[Figure dataset records]
——————————

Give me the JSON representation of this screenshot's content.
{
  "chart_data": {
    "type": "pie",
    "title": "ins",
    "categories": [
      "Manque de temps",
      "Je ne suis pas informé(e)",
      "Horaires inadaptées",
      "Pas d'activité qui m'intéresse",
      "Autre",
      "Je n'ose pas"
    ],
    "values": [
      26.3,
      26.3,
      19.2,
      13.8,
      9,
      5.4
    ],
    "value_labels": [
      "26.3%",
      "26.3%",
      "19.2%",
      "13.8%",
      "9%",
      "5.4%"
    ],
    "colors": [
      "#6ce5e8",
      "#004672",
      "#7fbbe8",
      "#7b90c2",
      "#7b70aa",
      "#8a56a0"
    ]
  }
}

——————————

- **Given task**
Give the material above again, word for word.

- **Solution to this task**
Give me the JSON representation of this screenshot's content.
{
  "chart_data": {
    "type": "pie",
    "title": "ins",
    "categories": [
      "Manque de temps",
      "Je ne suis pas informé(e)",
      "Horaires inadaptées",
      "Pas d'activité qui m'intéresse",
      "Autre",
      "Je n'ose pas"
    ],
    "values": [
      26.3,
      26.3,
      19.2,
      13.8,
      9,
      5.4
    ],
    "value_labels": [
      "26.3%",
      "26.3%",
      "19.2%",
      "13.8%",
      "9%",
      "5.4%"
    ],
    "colors": [
      "#6ce5e8",
      "#004672",
      "#7fbbe8",
      "#7b90c2",
      "#7b70aa",
      "#8a56a0"
    ]
  }
}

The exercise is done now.